--- Start of EXCERPTED DATA ---

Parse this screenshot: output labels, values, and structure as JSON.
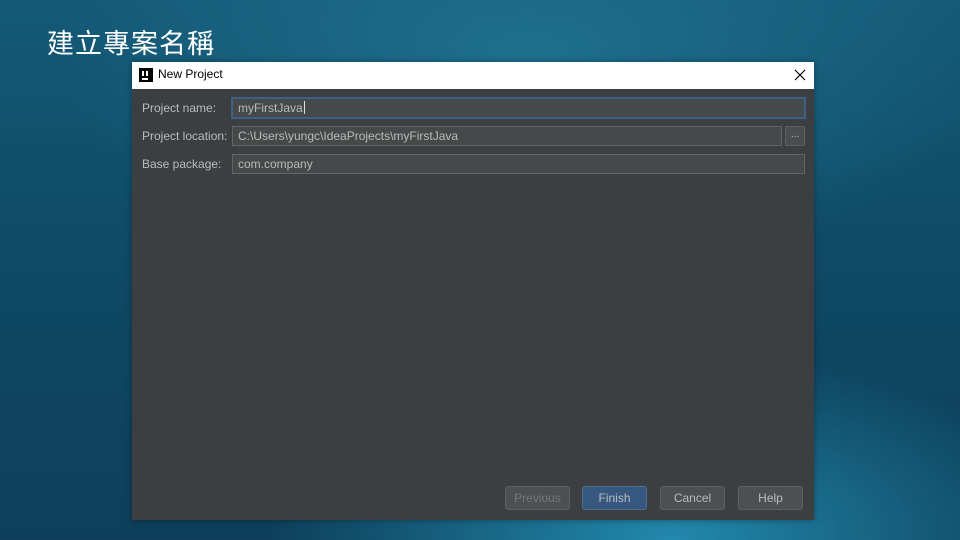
{
  "slide": {
    "title": "建立專案名稱"
  },
  "dialog": {
    "title": "New Project",
    "app_icon": "intellij-idea-icon",
    "close_icon": "close-icon",
    "fields": {
      "project_name": {
        "label": "Project name:",
        "value": "myFirstJava"
      },
      "project_location": {
        "label": "Project location:",
        "value": "C:\\Users\\yungc\\IdeaProjects\\myFirstJava",
        "browse_label": "..."
      },
      "base_package": {
        "label": "Base package:",
        "value": "com.company"
      }
    },
    "buttons": {
      "previous": "Previous",
      "finish": "Finish",
      "cancel": "Cancel",
      "help": "Help"
    }
  },
  "colors": {
    "dialog_background": "#3c3f41",
    "field_background": "#45494a",
    "primary_button": "#365880",
    "label_text": "#bbbbbb"
  }
}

--- End of EXCERPTED DATA ---

> _EXERCISE PROMPT_: Write out each entry exactly as given, omitting any picture.

> _CORRECT RESPONSE_:
Parse this screenshot: output labels, values, and structure as JSON.
{
  "slide": {
    "title": "建立專案名稱"
  },
  "dialog": {
    "title": "New Project",
    "app_icon": "intellij-idea-icon",
    "close_icon": "close-icon",
    "fields": {
      "project_name": {
        "label": "Project name:",
        "value": "myFirstJava"
      },
      "project_location": {
        "label": "Project location:",
        "value": "C:\\Users\\yungc\\IdeaProjects\\myFirstJava",
        "browse_label": "..."
      },
      "base_package": {
        "label": "Base package:",
        "value": "com.company"
      }
    },
    "buttons": {
      "previous": "Previous",
      "finish": "Finish",
      "cancel": "Cancel",
      "help": "Help"
    }
  },
  "colors": {
    "dialog_background": "#3c3f41",
    "field_background": "#45494a",
    "primary_button": "#365880",
    "label_text": "#bbbbbb"
  }
}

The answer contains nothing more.